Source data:

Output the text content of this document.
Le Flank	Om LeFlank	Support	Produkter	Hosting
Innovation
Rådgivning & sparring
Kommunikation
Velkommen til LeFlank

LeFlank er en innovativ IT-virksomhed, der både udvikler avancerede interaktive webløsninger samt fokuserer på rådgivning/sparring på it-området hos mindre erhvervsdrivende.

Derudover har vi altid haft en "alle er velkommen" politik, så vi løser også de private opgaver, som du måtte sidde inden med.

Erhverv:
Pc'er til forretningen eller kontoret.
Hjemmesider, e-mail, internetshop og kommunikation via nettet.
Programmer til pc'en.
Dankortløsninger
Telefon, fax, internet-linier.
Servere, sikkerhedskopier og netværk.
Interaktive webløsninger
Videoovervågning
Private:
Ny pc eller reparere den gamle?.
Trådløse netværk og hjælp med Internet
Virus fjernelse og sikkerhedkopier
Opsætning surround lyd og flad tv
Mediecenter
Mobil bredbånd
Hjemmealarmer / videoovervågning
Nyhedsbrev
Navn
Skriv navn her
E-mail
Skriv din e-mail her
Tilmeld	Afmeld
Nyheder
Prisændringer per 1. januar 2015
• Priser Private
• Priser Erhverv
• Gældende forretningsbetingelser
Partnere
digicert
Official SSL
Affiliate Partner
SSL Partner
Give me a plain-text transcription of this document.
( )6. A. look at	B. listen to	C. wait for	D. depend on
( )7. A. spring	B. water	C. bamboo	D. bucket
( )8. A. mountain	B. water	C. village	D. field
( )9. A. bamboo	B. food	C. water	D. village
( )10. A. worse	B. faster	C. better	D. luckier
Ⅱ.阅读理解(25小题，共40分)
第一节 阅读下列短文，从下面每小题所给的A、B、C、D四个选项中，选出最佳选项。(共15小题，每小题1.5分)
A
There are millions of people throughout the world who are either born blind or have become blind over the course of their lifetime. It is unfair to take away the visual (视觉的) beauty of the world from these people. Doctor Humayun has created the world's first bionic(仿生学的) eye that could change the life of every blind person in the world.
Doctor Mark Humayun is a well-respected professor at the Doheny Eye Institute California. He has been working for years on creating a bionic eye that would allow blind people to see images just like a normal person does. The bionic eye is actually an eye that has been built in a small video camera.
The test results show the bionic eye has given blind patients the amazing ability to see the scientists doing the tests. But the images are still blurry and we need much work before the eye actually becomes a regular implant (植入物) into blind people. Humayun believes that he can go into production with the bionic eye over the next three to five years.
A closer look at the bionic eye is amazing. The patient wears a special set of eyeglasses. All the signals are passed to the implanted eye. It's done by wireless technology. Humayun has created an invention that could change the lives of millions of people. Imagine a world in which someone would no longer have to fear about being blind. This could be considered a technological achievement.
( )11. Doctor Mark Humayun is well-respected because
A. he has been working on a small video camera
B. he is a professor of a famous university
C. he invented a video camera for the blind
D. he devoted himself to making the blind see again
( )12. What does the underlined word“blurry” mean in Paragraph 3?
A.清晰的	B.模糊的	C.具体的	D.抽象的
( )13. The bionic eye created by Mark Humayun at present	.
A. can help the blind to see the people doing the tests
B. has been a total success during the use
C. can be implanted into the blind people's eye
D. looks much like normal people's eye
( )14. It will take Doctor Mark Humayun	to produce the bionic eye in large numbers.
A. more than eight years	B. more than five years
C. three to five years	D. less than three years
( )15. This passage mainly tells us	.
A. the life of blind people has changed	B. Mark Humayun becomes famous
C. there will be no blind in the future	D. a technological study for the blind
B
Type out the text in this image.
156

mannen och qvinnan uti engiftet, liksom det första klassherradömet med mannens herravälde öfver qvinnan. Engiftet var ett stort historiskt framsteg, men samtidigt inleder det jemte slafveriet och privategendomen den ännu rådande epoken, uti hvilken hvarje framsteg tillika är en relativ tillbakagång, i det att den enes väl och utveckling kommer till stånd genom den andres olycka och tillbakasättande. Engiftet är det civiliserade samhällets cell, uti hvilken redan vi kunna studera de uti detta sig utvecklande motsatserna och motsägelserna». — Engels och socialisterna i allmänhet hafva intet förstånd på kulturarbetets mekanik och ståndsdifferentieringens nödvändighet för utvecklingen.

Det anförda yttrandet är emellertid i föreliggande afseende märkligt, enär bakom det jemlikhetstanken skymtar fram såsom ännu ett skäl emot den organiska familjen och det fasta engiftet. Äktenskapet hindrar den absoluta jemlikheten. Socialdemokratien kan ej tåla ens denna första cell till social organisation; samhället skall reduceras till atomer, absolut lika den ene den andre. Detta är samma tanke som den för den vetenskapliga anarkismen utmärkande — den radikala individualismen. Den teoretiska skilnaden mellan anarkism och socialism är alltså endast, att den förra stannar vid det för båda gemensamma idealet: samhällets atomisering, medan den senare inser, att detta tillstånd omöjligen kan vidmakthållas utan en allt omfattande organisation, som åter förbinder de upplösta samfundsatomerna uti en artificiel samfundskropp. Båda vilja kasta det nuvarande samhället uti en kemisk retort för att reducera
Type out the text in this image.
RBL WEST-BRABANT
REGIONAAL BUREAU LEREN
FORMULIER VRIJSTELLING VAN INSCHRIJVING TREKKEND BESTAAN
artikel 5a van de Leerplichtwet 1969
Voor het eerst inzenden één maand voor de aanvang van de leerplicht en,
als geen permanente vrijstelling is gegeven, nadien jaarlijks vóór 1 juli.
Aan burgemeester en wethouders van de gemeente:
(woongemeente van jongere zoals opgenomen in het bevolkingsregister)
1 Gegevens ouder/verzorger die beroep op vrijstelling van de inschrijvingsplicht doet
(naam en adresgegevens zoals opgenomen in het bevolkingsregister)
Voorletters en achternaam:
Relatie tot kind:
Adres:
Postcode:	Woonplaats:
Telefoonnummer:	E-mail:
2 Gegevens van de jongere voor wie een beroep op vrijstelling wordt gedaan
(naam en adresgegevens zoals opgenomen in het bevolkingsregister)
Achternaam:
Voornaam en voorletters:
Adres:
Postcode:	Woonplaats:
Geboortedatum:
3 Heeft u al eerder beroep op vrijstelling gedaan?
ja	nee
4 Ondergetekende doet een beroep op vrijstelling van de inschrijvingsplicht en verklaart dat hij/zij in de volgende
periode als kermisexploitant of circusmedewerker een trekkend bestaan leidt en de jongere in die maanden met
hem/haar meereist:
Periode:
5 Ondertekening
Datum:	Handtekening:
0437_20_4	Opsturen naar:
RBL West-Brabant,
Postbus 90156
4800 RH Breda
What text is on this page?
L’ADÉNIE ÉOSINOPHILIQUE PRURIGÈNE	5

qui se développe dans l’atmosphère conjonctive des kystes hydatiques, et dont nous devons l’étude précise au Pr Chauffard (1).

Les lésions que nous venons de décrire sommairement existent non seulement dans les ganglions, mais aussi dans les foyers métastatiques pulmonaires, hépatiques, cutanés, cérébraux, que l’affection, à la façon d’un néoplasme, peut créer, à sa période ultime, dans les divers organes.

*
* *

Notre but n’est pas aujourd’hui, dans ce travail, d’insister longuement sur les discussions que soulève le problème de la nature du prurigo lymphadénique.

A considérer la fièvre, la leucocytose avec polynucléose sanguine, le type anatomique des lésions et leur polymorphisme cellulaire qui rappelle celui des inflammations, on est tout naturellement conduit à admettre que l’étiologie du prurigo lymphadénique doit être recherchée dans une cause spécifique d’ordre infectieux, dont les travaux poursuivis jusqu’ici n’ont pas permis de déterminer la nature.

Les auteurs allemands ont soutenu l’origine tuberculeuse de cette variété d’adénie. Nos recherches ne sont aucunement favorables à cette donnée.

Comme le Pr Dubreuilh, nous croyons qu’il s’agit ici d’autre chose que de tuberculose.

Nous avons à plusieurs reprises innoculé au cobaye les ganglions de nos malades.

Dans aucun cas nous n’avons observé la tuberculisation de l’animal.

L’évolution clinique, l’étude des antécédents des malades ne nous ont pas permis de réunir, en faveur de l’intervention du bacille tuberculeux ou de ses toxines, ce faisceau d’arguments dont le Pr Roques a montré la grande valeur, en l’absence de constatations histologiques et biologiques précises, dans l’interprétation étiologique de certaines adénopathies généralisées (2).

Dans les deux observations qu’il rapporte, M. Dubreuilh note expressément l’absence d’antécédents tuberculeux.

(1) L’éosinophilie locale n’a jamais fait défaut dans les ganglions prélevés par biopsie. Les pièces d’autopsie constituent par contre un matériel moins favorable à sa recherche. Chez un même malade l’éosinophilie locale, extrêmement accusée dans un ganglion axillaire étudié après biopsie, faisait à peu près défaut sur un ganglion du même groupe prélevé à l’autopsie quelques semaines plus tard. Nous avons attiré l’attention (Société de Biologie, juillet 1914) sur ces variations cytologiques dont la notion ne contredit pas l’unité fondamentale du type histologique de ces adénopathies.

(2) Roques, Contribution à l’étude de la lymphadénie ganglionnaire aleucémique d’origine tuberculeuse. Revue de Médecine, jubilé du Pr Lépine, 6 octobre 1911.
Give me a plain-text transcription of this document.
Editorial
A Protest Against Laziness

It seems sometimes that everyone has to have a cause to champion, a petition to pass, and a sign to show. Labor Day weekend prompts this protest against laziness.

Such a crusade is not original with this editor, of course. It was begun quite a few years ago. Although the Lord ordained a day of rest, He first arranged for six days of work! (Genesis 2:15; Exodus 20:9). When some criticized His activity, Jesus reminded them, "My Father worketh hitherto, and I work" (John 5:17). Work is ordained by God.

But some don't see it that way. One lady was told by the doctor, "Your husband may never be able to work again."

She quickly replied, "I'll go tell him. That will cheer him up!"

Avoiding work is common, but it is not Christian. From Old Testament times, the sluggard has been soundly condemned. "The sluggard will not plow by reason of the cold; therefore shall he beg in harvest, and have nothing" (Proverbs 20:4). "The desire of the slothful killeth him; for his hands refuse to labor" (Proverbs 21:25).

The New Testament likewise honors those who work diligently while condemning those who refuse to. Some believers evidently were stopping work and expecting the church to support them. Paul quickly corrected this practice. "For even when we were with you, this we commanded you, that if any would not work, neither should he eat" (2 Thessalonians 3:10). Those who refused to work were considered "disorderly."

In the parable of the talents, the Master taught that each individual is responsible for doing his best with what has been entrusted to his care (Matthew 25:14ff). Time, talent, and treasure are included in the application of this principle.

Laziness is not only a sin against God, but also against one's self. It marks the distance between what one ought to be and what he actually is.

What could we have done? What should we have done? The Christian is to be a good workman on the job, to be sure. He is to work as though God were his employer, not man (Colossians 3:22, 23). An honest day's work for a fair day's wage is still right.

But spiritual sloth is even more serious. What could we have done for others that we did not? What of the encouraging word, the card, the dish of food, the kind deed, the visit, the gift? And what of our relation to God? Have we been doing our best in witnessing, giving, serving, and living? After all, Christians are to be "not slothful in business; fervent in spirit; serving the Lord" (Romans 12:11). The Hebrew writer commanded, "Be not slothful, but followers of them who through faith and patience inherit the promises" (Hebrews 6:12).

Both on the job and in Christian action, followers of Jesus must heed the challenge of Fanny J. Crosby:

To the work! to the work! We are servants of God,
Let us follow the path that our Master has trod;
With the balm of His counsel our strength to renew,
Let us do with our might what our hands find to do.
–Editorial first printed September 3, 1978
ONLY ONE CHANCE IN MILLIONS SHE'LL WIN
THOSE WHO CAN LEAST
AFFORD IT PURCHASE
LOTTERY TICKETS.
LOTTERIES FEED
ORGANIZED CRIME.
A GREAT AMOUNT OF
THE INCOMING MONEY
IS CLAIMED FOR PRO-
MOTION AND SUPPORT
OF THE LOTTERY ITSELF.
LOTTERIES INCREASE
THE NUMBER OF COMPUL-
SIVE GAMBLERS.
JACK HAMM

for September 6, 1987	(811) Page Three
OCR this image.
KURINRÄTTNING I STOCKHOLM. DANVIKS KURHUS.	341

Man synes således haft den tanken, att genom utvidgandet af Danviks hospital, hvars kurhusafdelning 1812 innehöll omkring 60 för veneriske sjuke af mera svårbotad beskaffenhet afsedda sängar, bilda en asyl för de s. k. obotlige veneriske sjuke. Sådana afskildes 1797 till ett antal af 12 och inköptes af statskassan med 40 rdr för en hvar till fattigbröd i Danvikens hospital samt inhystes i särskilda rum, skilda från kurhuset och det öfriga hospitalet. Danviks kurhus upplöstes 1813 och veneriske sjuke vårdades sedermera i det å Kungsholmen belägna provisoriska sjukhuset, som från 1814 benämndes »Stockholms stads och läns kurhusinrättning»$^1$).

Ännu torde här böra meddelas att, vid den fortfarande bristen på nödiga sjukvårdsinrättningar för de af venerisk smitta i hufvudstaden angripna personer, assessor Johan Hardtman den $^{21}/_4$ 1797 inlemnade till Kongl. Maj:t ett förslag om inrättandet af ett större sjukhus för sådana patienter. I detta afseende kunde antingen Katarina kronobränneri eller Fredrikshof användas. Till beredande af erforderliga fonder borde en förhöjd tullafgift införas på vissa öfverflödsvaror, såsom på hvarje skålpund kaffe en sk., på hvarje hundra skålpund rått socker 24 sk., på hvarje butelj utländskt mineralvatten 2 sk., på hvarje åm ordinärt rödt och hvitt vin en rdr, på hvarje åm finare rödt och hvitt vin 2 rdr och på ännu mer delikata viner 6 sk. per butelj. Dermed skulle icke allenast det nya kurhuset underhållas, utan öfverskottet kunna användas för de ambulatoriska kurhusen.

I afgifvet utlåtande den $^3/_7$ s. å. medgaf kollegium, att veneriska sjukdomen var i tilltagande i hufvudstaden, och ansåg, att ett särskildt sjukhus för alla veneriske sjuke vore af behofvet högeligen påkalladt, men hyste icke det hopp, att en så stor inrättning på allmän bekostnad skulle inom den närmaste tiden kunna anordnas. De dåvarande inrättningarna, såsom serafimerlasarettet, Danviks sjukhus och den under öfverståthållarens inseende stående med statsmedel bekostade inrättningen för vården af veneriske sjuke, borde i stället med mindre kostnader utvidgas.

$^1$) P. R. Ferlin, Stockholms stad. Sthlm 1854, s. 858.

Exercise requirements: The answer must be a single number: how many lines above contain the word "mail".

Solved problem: 4